* _What is required_
How many lines of the records hold the string "streaming"? Reply with the number alone.

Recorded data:
◇ ◇ ◇ ◇ ◇ ◇ ◇

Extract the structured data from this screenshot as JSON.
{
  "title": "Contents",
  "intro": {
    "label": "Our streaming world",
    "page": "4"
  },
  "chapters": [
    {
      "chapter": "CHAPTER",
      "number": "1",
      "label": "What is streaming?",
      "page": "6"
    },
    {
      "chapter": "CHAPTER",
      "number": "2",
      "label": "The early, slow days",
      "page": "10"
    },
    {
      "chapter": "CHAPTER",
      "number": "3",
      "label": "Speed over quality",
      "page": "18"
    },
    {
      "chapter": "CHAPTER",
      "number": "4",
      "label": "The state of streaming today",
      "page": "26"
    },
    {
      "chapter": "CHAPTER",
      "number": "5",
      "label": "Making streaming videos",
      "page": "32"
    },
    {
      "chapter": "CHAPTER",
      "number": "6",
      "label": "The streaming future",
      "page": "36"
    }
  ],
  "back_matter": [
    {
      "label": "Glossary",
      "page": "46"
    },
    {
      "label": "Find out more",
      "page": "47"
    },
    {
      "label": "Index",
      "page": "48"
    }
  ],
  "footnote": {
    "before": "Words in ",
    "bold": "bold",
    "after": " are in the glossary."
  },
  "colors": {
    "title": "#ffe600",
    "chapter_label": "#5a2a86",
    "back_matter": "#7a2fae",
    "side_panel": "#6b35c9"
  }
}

◇ ◇ ◇ ◇ ◇ ◇ ◇

* _Task response_
5